Reproduce the whole listing, character for character.

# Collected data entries
• • • • • • •

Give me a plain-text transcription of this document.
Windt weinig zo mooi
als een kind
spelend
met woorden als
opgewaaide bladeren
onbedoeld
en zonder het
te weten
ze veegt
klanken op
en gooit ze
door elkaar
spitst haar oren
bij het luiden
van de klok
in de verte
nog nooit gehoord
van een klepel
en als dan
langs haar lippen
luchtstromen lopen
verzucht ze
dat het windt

• • • • • • •

# FINISHED TASK
Give me a plain-text transcription of this document.
Windt weinig zo mooi
als een kind
spelend
met woorden als
opgewaaide bladeren
onbedoeld
en zonder het
te weten
ze veegt
klanken op
en gooit ze
door elkaar
spitst haar oren
bij het luiden
van de klok
in de verte
nog nooit gehoord
van een klepel
en als dan
langs haar lippen
luchtstromen lopen
verzucht ze
dat het windt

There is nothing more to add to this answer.